TO BE DONE: Set all the material down again unchanged, without the pictures.

Saved entries

begin

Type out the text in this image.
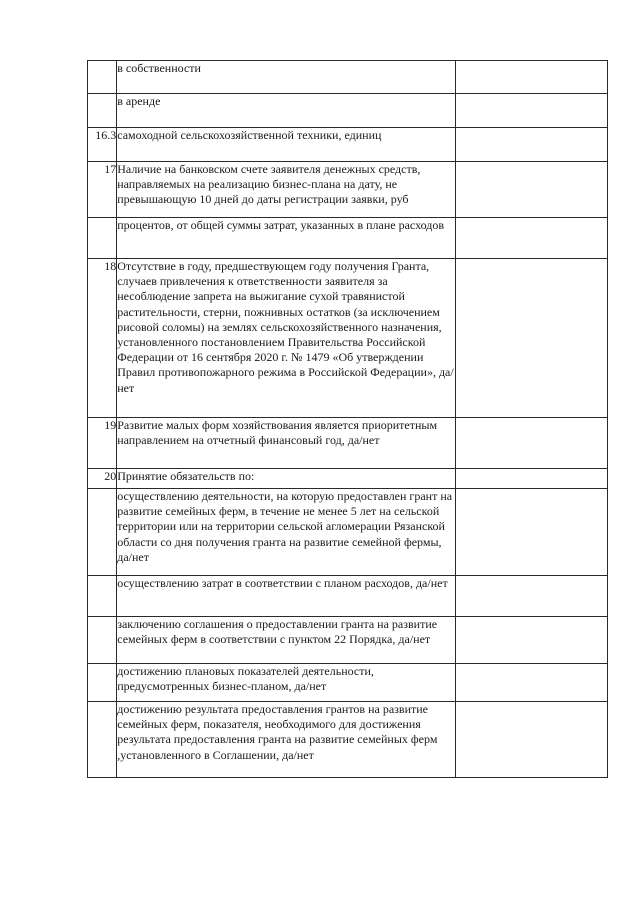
	в собственности	
	в аренде	
16.3	самоходной сельскохозяйственной техники, единиц	
17	Наличие на банковском счете заявителя денежных средств, направляемых на реализацию бизнес-плана на дату, не превышающую 10 дней до даты регистрации заявки, руб	
	процентов, от общей суммы затрат, указанных в плане расходов	
18	Отсутствие в году, предшествующем году получения Гранта, случаев привлечения к ответственности заявителя за несоблюдение запрета на выжигание сухой травянистой растительности, стерни, пожнивных остатков (за исключением рисовой соломы) на землях сельскохозяйственного назначения, установленного постановлением Правительства Российской Федерации от 16 сентября 2020 г. № 1479 «Об утверждении Правил противопожарного режима в Российской Федерации», да/нет	
19	Развитие малых форм хозяйствования является приоритетным направлением на отчетный финансовый год, да/нет	
20	Принятие обязательств по:	
	осуществлению деятельности, на которую предоставлен грант на развитие семейных ферм, в течение не менее 5 лет на сельской территории или на территории сельской агломерации Рязанской области со дня получения гранта на развитие семейной фермы, да/нет	
	осуществлению затрат в соответствии с планом расходов, да/нет	
	заключению соглашения о предоставлении гранта на развитие семейных ферм в соответствии с пунктом 22 Порядка, да/нет	
	достижению плановых показателей деятельности, предусмотренных бизнес-планом, да/нет	
	достижению результата предоставления грантов на развитие семейных ферм, показателя, необходимого для достижения результата предоставления гранта на развитие семейных ферм ,установленного в Соглашении, да/нет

end

RESULT:
Type out the text in this image.
	в собственности	
	в аренде	
16.3	самоходной сельскохозяйственной техники, единиц	
17	Наличие на банковском счете заявителя денежных средств, направляемых на реализацию бизнес-плана на дату, не превышающую 10 дней до даты регистрации заявки, руб	
	процентов, от общей суммы затрат, указанных в плане расходов	
18	Отсутствие в году, предшествующем году получения Гранта, случаев привлечения к ответственности заявителя за несоблюдение запрета на выжигание сухой травянистой растительности, стерни, пожнивных остатков (за исключением рисовой соломы) на землях сельскохозяйственного назначения, установленного постановлением Правительства Российской Федерации от 16 сентября 2020 г. № 1479 «Об утверждении Правил противопожарного режима в Российской Федерации», да/нет	
19	Развитие малых форм хозяйствования является приоритетным направлением на отчетный финансовый год, да/нет	
20	Принятие обязательств по:	
	осуществлению деятельности, на которую предоставлен грант на развитие семейных ферм, в течение не менее 5 лет на сельской территории или на территории сельской агломерации Рязанской области со дня получения гранта на развитие семейной фермы, да/нет	
	осуществлению затрат в соответствии с планом расходов, да/нет	
	заключению соглашения о предоставлении гранта на развитие семейных ферм в соответствии с пунктом 22 Порядка, да/нет	
	достижению плановых показателей деятельности, предусмотренных бизнес-планом, да/нет	
	достижению результата предоставления грантов на развитие семейных ферм, показателя, необходимого для достижения результата предоставления гранта на развитие семейных ферм ,установленного в Соглашении, да/нет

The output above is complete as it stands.